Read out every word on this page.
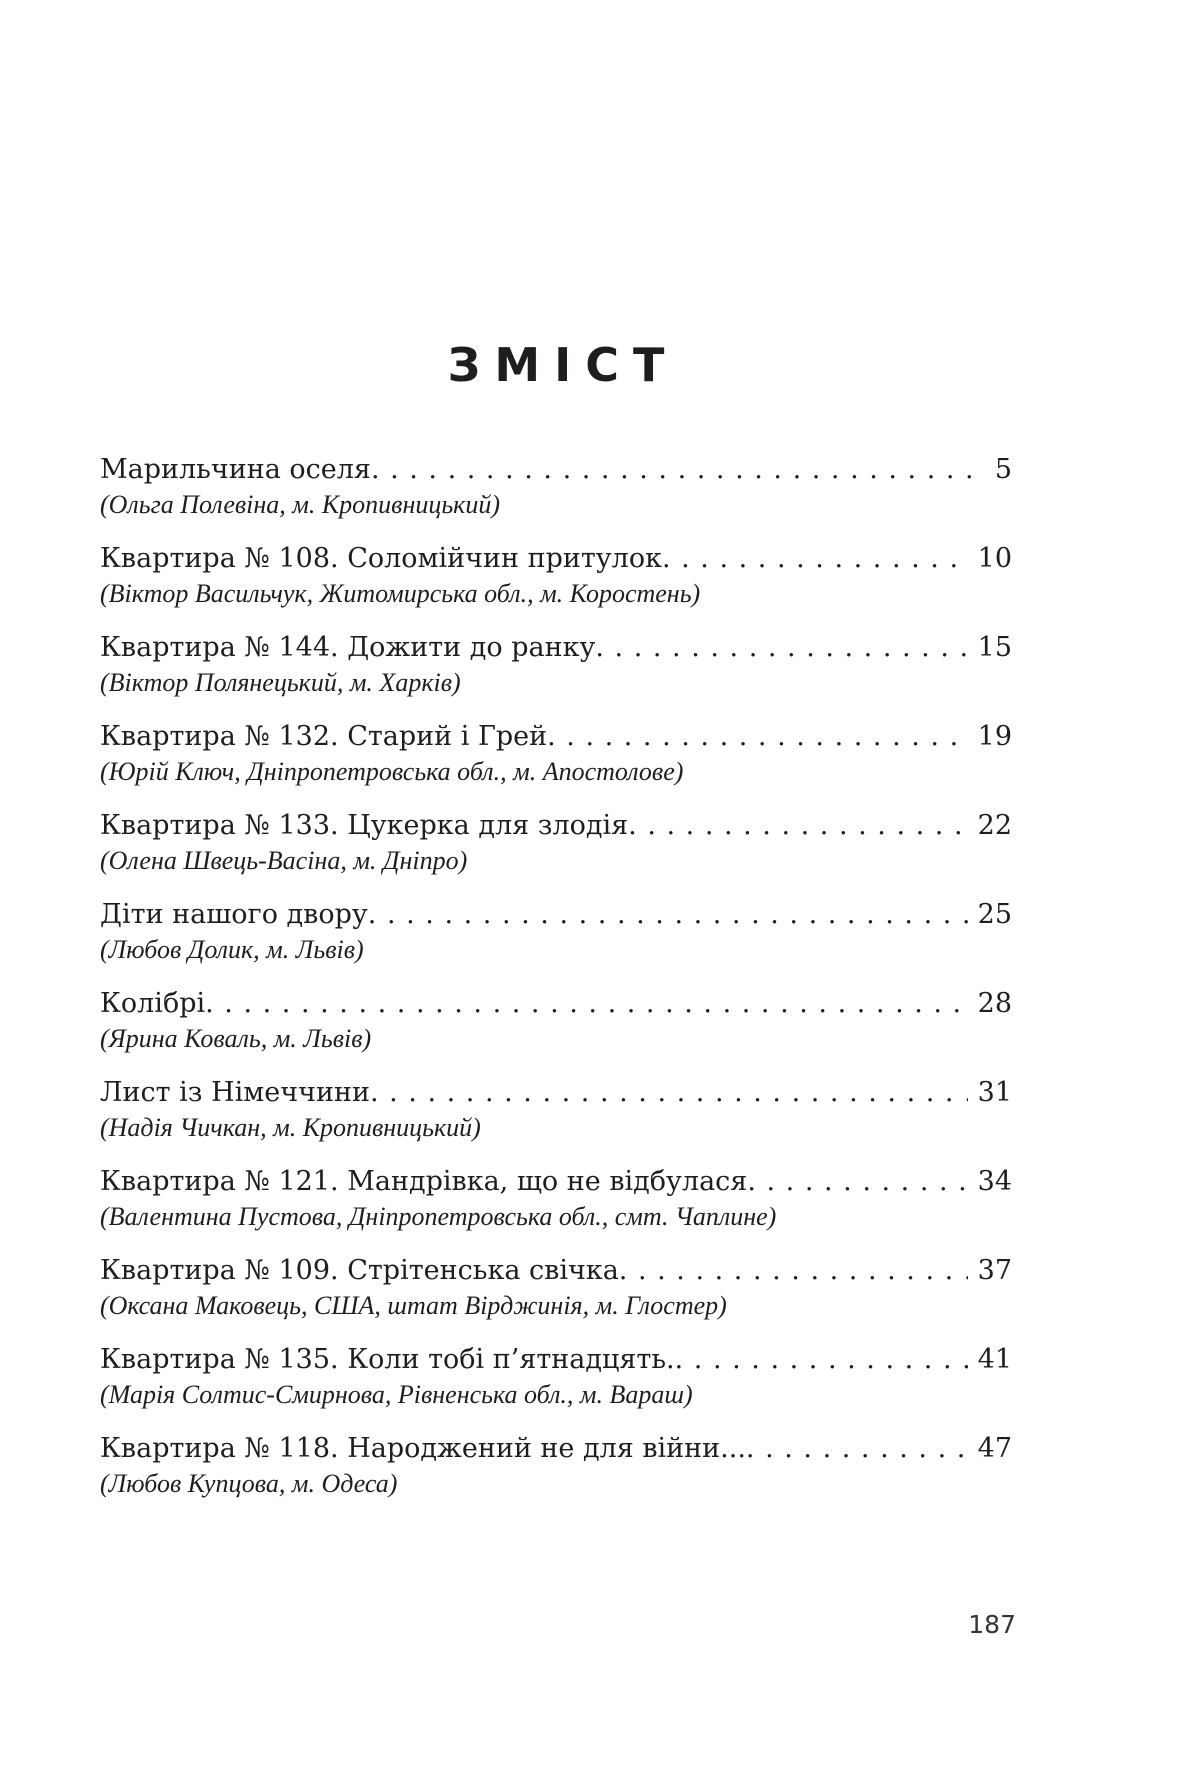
ЗМІСТ
Марильчина оселя . . .	5
(Ольга Полевіна, м. Кропивницький)
Квартира № 108. Соломійчин притулок . . .	10
(Віктор Васильчук, Житомирська обл., м. Коростень)
Квартира № 144. Дожити до ранку . . .	15
(Віктор Полянецький, м. Харків)
Квартира № 132. Старий і Грей . . .	19
(Юрій Ключ, Дніпропетровська обл., м. Апостолове)
Квартира № 133. Цукерка для злодія . . .	22
(Олена Швець-Васіна, м. Дніпро)
Діти нашого двору . . .	25
(Любов Долик, м. Львів)
Колібрі . . .	28
(Ярина Коваль, м. Львів)
Лист із Німеччини . . .	31
(Надія Чичкан, м. Кропивницький)
Квартира № 121. Мандрівка, що не відбулася . . .	34
(Валентина Пустова, Дніпропетровська обл., смт. Чаплине)
Квартира № 109. Стрітенська свічка . . .	37
(Оксана Маковець, США, штат Вірджинія, м. Глостер)
Квартира № 135. Коли тобі п’ятнадцять. . . .	41
(Марія Солтис-Смирнова, Рівненська обл., м. Вараш)
Квартира № 118. Народжений не для війни... . . .	47
(Любов Купцова, м. Одеса)
187
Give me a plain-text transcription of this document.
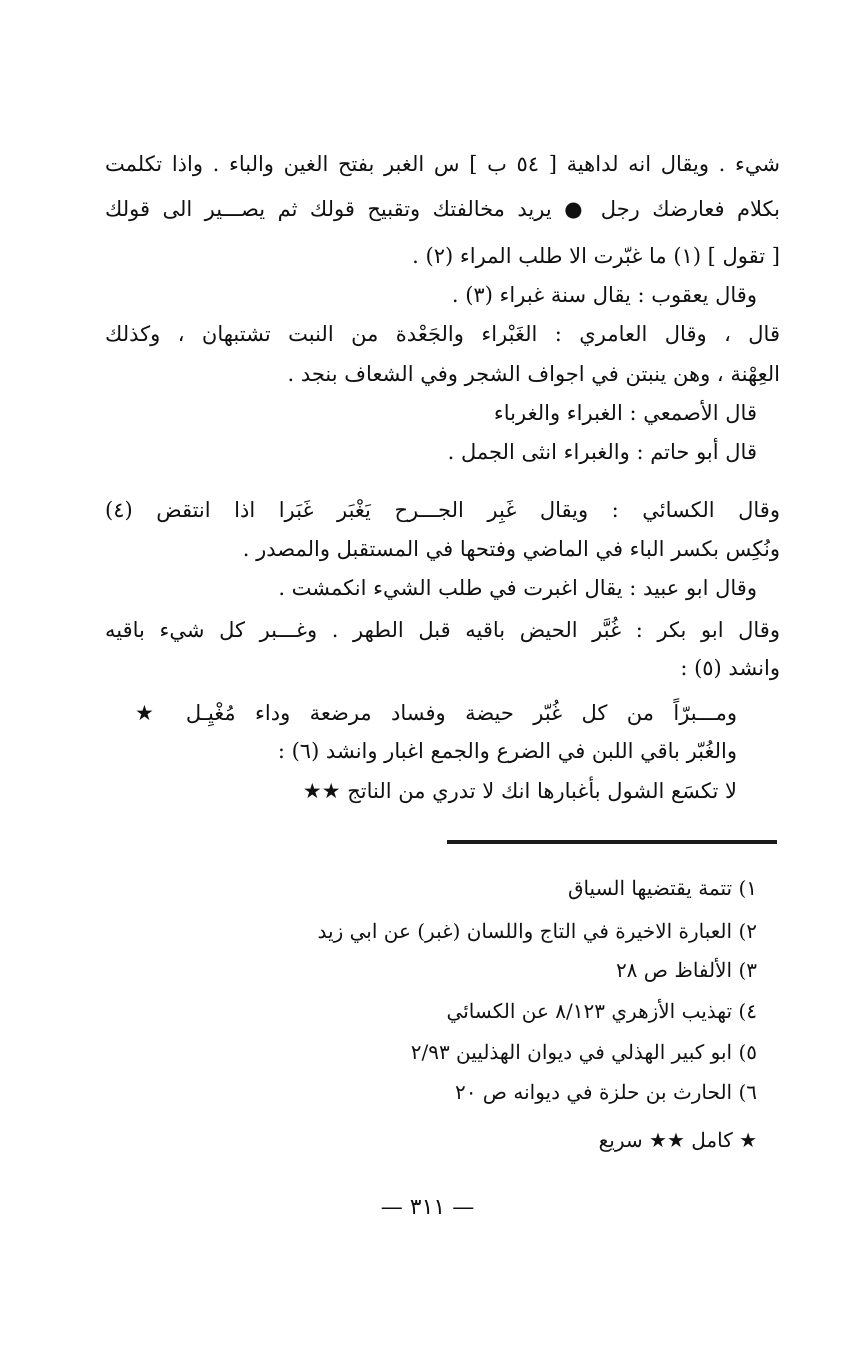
شيء . ويقال انه لداهية [ ٥٤ ب ] س الغبر بفتح الغين والباء . واذا تكلمت
بكلام فعارضك رجل ● يريد مخالفتك وتقبيح قولك ثم يصـــير الى قولك
[ تقول ] (١) ما غبّرت الا طلب المراء (٢) .
وقال يعقوب : يقال سنة غبراء (٣) .
قال ، وقال العامري : الغَبْراء والجَعْدة من النبت تشتبهان ، وكذلك
العِهْنة ، وهن ينبتن في اجواف الشجر وفي الشعاف بنجد .
قال الأصمعي : الغبراء والغرباء
قال أبو حاتم : والغبراء انثى الجمل .
وقال الكسائي : ويقال غَبِر الجـــرح يَغْبَر غَبَرا اذا انتقض (٤)
ونُكِس بكسر الباء في الماضي وفتحها في المستقبل والمصدر .
وقال ابو عبيد : يقال اغبرت في طلب الشيء انكمشت .
وقال ابو بكر : غُبَّر الحيض باقيه قبل الطهر . وغـــبر كل شيء باقيه
وانشد (٥) :
ومـــبرّاً من كل غُبّر حيضة وفساد مرضعة وداء مُغْيِـل ★
والغُبّر باقي اللبن في الضرع والجمع اغبار وانشد (٦) :
لا تكسَع الشول بأغبارها انك لا تدري من الناتج ★★
١) تتمة يقتضيها السياق
٢) العبارة الاخيرة في التاج واللسان (غبر) عن ابي زيد
٣) الألفاظ ص ٢٨
٤) تهذيب الأزهري ٨/١٢٣ عن الكسائي
٥) ابو كبير الهذلي في ديوان الهذليين ٢/٩٣
٦) الحارث بن حلزة في ديوانه ص ٢٠
★ كامل ★★ سريع
— ٣١١ —
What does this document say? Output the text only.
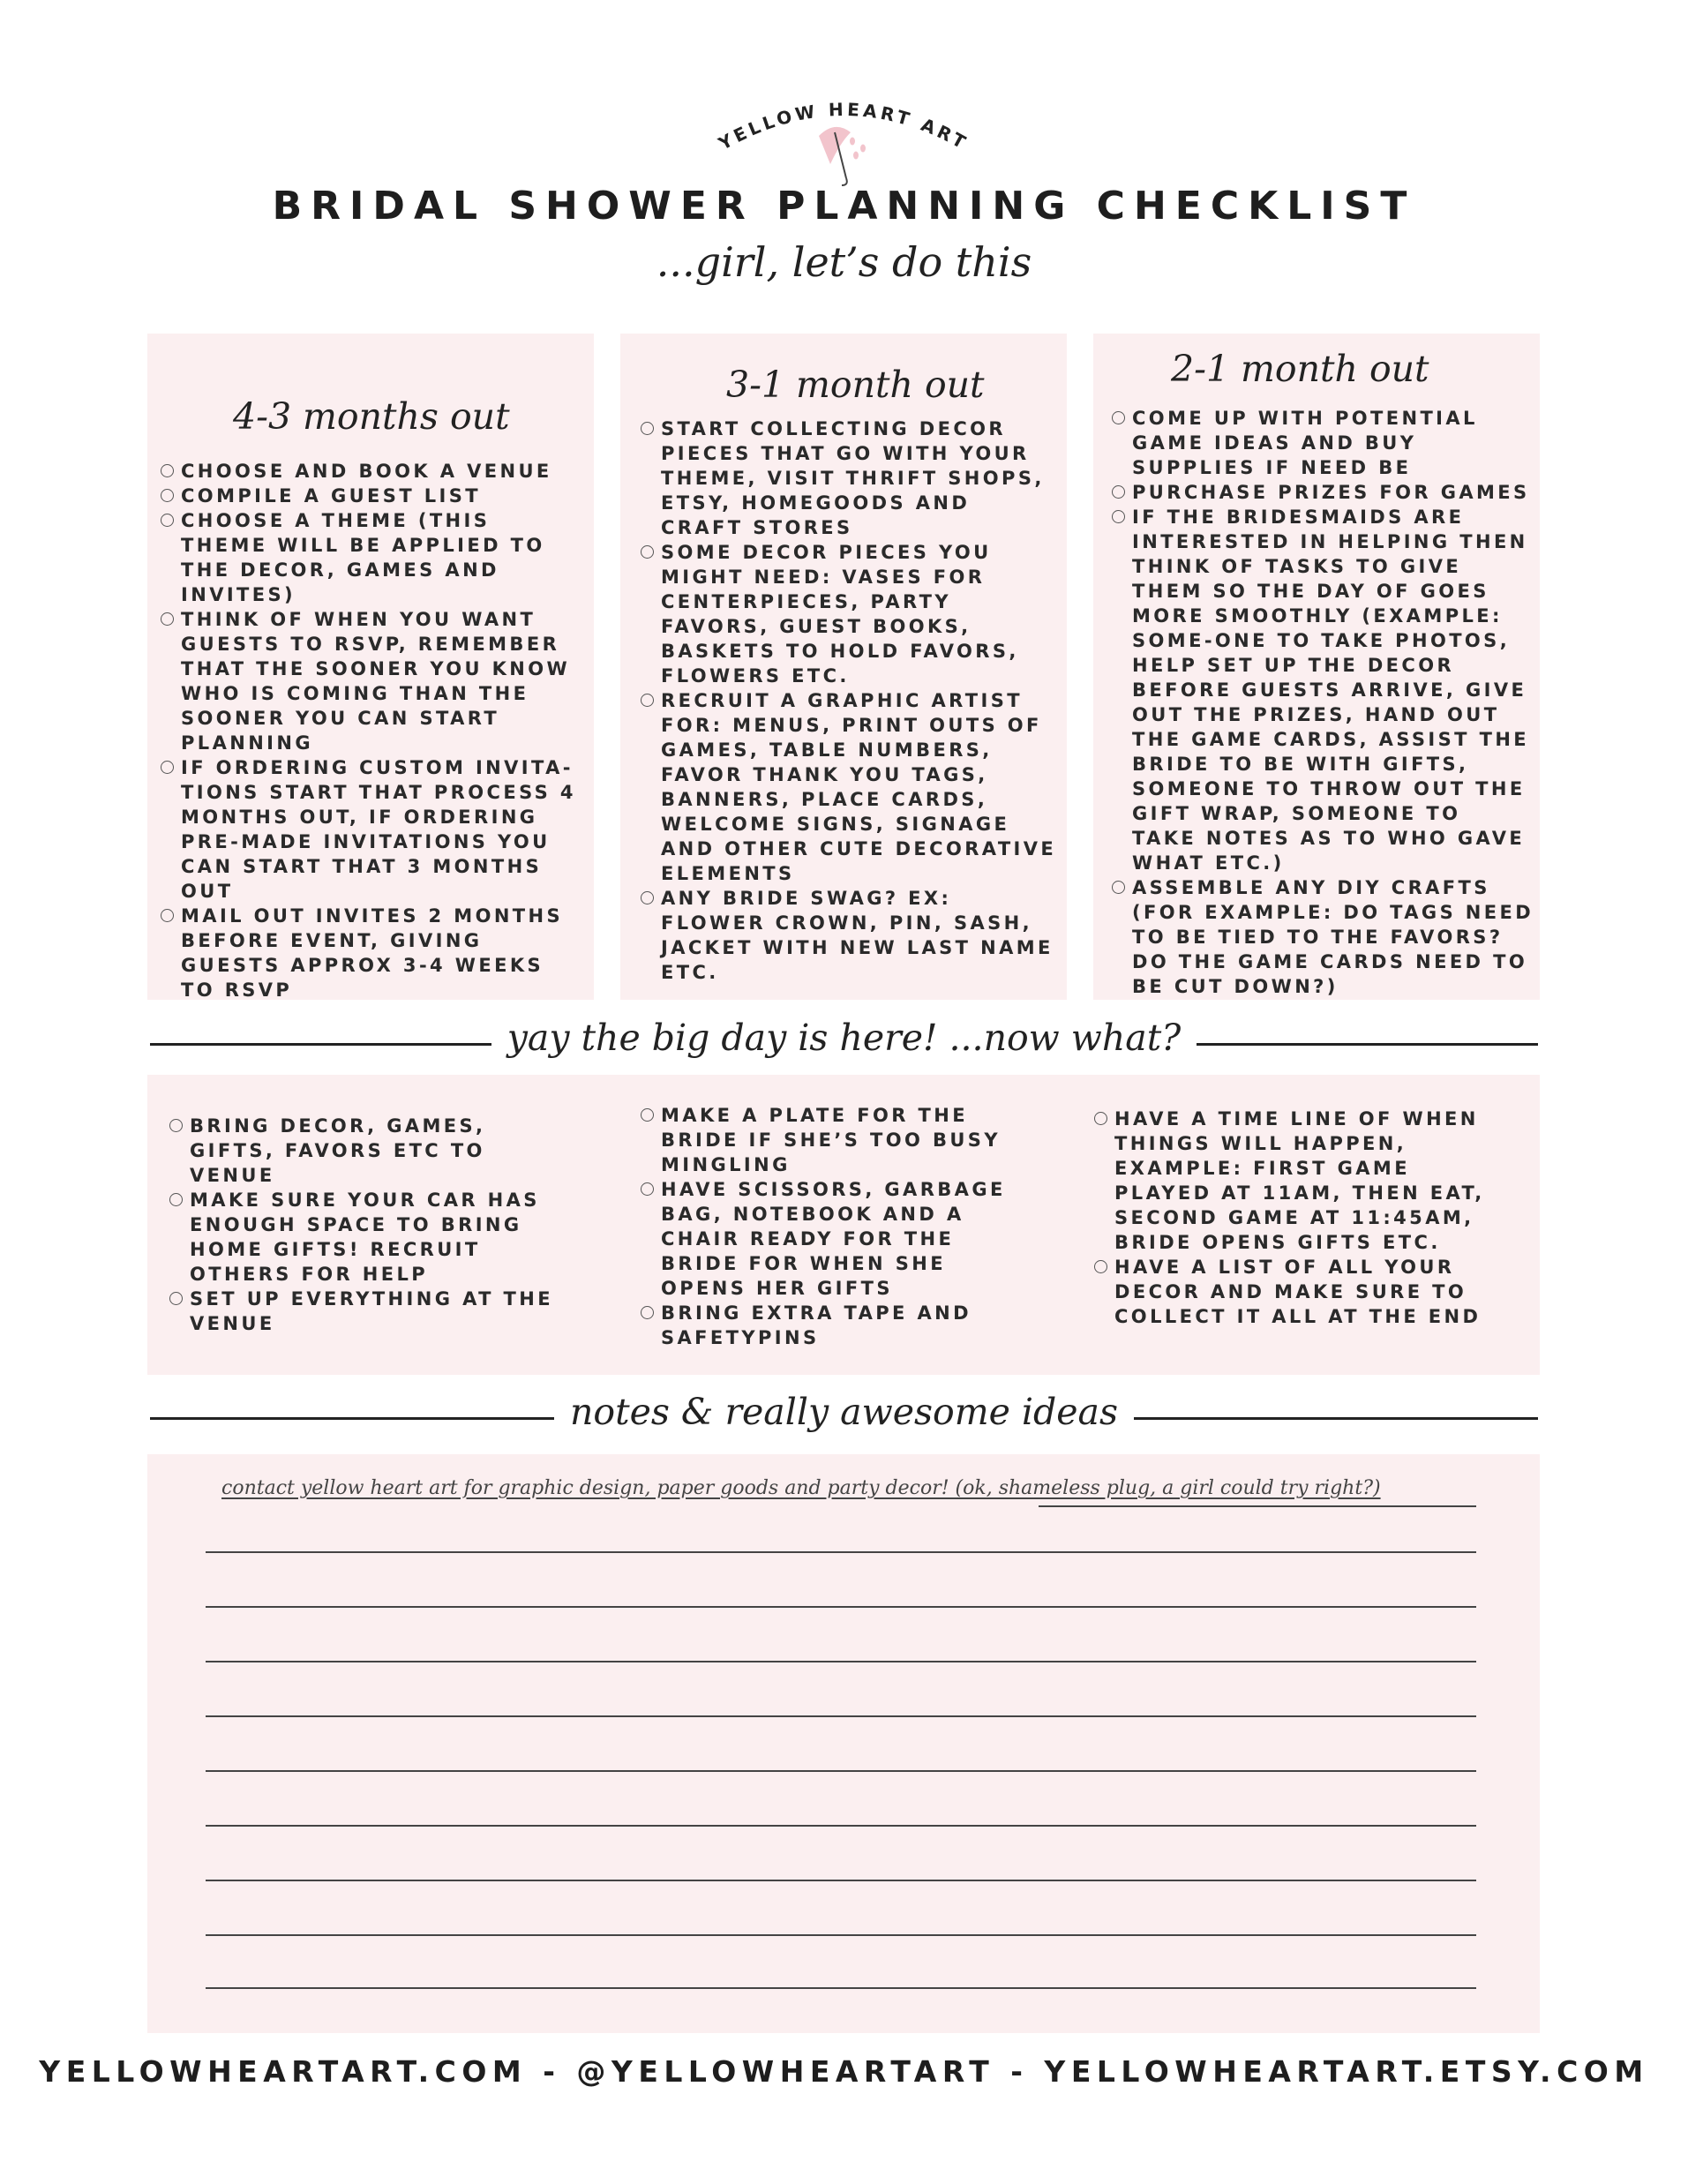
YELLOW HEART ART
BRIDAL SHOWER PLANNING CHECKLIST
...girl, let’s do this
4-3 months out
CHOOSE AND BOOK A VENUE
COMPILE A GUEST LIST
CHOOSE A THEME (THIS THEME WILL BE APPLIED TO THE DECOR, GAMES AND INVITES)
THINK OF WHEN YOU WANT GUESTS TO RSVP, REMEMBER THAT THE SOONER YOU KNOW WHO IS COMING THAN THE SOONER YOU CAN START PLANNING
IF ORDERING CUSTOM INVITA-TIONS START THAT PROCESS 4 MONTHS OUT, IF ORDERING PRE-MADE INVITATIONS YOU CAN START THAT 3 MONTHS OUT
MAIL OUT INVITES 2 MONTHS BEFORE EVENT, GIVING GUESTS APPROX 3-4 WEEKS TO RSVP
3-1 month out
START COLLECTING DECOR PIECES THAT GO WITH YOUR THEME, VISIT THRIFT SHOPS, ETSY, HOMEGOODS AND CRAFT STORES
SOME DECOR PIECES YOU MIGHT NEED: VASES FOR CENTERPIECES, PARTY FAVORS, GUEST BOOKS, BASKETS TO HOLD FAVORS, FLOWERS ETC.
RECRUIT A GRAPHIC ARTIST FOR: MENUS, PRINT OUTS OF GAMES, TABLE NUMBERS, FAVOR THANK YOU TAGS, BANNERS, PLACE CARDS, WELCOME SIGNS, SIGNAGE AND OTHER CUTE DECORATIVE ELEMENTS
ANY BRIDE SWAG? EX: FLOWER CROWN, PIN, SASH, JACKET WITH NEW LAST NAME ETC.
2-1 month out
COME UP WITH POTENTIAL GAME IDEAS AND BUY SUPPLIES IF NEED BE
PURCHASE PRIZES FOR GAMES
IF THE BRIDESMAIDS ARE INTERESTED IN HELPING THEN THINK OF TASKS TO GIVE THEM SO THE DAY OF GOES MORE SMOOTHLY (EXAMPLE: SOME-ONE TO TAKE PHOTOS, HELP SET UP THE DECOR BEFORE GUESTS ARRIVE, GIVE OUT THE PRIZES, HAND OUT THE GAME CARDS, ASSIST THE BRIDE TO BE WITH GIFTS, SOMEONE TO THROW OUT THE GIFT WRAP, SOMEONE TO TAKE NOTES AS TO WHO GAVE WHAT ETC.)
ASSEMBLE ANY DIY CRAFTS (FOR EXAMPLE: DO TAGS NEED TO BE TIED TO THE FAVORS? DO THE GAME CARDS NEED TO BE CUT DOWN?)
yay the big day is here! ...now what?
BRING DECOR, GAMES, GIFTS, FAVORS ETC TO VENUE
MAKE SURE YOUR CAR HAS ENOUGH SPACE TO BRING HOME GIFTS! RECRUIT OTHERS FOR HELP
SET UP EVERYTHING AT THE VENUE
MAKE A PLATE FOR THE BRIDE IF SHE’S TOO BUSY MINGLING
HAVE SCISSORS, GARBAGE BAG, NOTEBOOK AND A CHAIR READY FOR THE BRIDE FOR WHEN SHE OPENS HER GIFTS
BRING EXTRA TAPE AND SAFETYPINS
HAVE A TIME LINE OF WHEN THINGS WILL HAPPEN, EXAMPLE: FIRST GAME PLAYED AT 11AM, THEN EAT, SECOND GAME AT 11:45AM, BRIDE OPENS GIFTS ETC.
HAVE A LIST OF ALL YOUR DECOR AND MAKE SURE TO COLLECT IT ALL AT THE END
notes & really awesome ideas
contact yellow heart art for graphic design, paper goods and party decor! (ok, shameless plug, a girl could try right?)
YELLOWHEARTART.COM - @YELLOWHEARTART - YELLOWHEARTART.ETSY.COM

TASK STATEMENT -> Take every line from the records above that has the word "SURE" and copy it.

WRITTEN SOLUTION ->
MAKE SURE YOUR CAR HAS ENOUGH SPACE TO BRING HOME GIFTS! RECRUIT OTHERS FOR HELP
HAVE A LIST OF ALL YOUR DECOR AND MAKE SURE TO COLLECT IT ALL AT THE END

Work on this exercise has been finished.